- _Written problem_: Repeat exactly each line of the data provided below.
================
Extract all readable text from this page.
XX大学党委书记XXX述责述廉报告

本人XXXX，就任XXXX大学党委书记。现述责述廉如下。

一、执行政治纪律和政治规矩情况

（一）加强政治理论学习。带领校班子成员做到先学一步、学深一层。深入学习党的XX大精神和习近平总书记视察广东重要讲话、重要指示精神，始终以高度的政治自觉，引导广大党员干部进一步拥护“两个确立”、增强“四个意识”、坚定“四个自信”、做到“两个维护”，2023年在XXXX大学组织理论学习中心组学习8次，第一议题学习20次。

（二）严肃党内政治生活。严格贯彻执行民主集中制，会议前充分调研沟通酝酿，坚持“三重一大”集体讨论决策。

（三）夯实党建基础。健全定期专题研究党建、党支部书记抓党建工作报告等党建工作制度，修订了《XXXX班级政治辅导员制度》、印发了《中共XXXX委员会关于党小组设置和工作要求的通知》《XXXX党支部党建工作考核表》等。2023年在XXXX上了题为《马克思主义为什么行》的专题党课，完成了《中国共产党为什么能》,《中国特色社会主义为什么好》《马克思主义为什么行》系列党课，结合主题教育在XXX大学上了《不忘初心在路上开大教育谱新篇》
================
- _Task output_:
Extract all readable text from this page.
XX大学党委书记XXX述责述廉报告

本人XXXX，就任XXXX大学党委书记。现述责述廉如下。

一、执行政治纪律和政治规矩情况

（一）加强政治理论学习。带领校班子成员做到先学一步、学深一层。深入学习党的XX大精神和习近平总书记视察广东重要讲话、重要指示精神，始终以高度的政治自觉，引导广大党员干部进一步拥护“两个确立”、增强“四个意识”、坚定“四个自信”、做到“两个维护”，2023年在XXXX大学组织理论学习中心组学习8次，第一议题学习20次。

（二）严肃党内政治生活。严格贯彻执行民主集中制，会议前充分调研沟通酝酿，坚持“三重一大”集体讨论决策。

（三）夯实党建基础。健全定期专题研究党建、党支部书记抓党建工作报告等党建工作制度，修订了《XXXX班级政治辅导员制度》、印发了《中共XXXX委员会关于党小组设置和工作要求的通知》《XXXX党支部党建工作考核表》等。2023年在XXXX上了题为《马克思主义为什么行》的专题党课，完成了《中国共产党为什么能》,《中国特色社会主义为什么好》《马克思主义为什么行》系列党课，结合主题教育在XXX大学上了《不忘初心在路上开大教育谱新篇》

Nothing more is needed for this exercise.